> [Excerpt from a dataset]
# # #

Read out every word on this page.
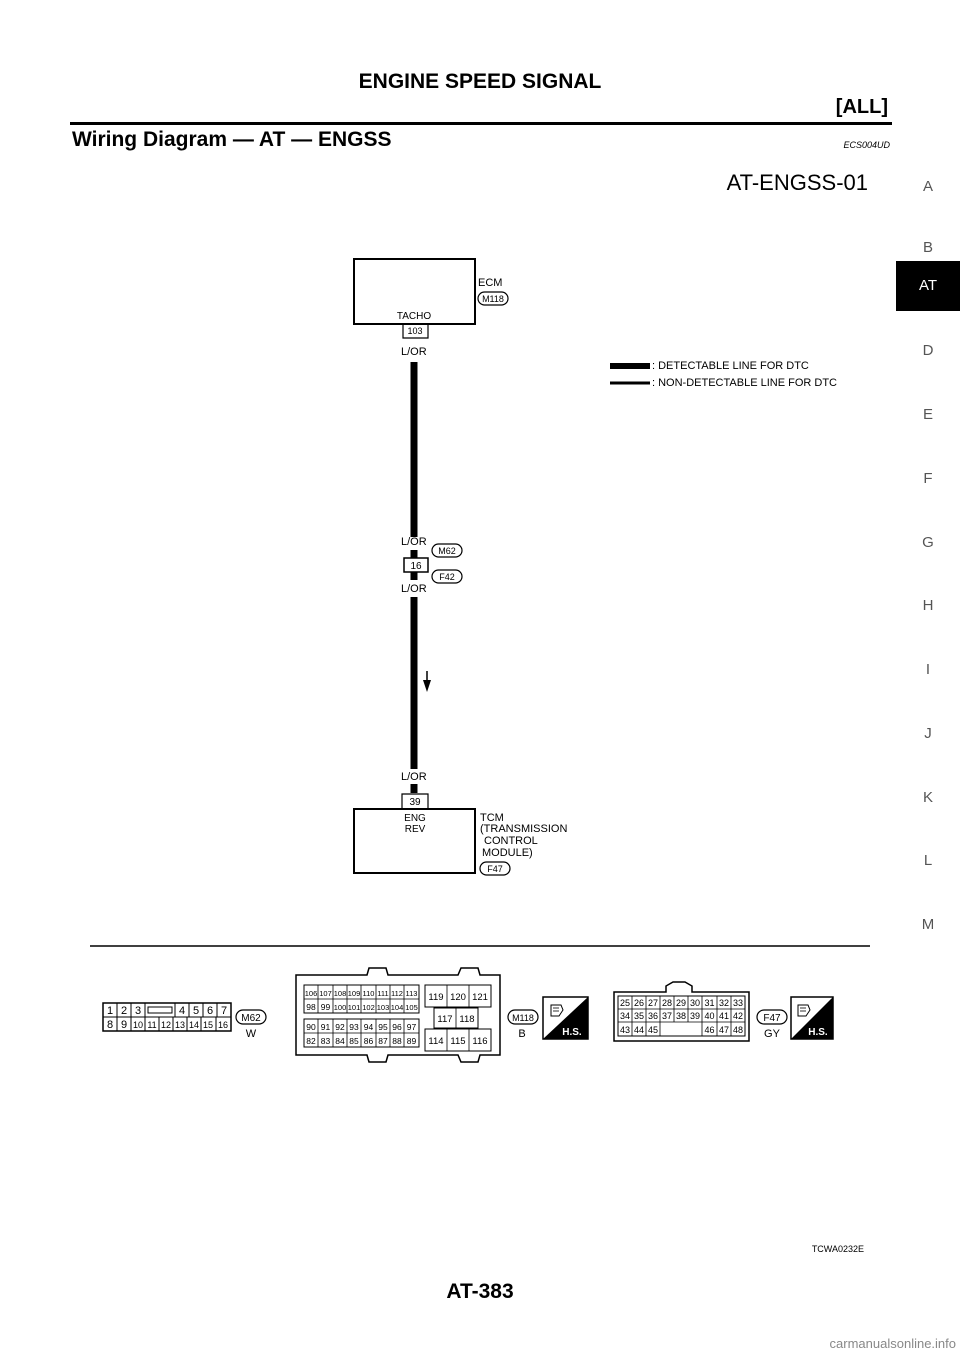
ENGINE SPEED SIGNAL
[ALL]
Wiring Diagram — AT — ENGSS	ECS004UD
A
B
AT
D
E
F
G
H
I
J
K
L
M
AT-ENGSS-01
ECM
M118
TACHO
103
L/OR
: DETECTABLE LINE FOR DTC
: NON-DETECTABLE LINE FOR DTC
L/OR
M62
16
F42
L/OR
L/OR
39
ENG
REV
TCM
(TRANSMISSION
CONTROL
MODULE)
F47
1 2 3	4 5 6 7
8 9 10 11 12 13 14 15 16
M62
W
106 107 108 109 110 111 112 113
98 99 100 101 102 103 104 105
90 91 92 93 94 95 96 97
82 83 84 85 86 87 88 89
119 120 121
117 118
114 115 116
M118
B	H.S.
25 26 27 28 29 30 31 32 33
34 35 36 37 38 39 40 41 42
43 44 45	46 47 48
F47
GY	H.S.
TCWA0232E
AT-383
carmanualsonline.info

# # #

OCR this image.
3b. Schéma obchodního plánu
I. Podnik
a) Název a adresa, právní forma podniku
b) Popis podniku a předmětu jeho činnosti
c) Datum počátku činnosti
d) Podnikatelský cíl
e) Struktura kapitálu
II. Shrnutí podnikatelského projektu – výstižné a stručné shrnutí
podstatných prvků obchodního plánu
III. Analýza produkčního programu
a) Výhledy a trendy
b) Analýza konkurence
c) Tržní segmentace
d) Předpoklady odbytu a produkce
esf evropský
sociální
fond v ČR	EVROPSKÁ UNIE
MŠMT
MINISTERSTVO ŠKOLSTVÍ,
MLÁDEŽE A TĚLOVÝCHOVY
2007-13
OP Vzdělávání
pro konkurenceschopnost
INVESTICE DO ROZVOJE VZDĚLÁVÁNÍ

# # #

> [THE PROBLEM] In the entries above, count each line holding "DETECTABLE" and report the total and nothing more.

> [REPLY TO THE TASK] 2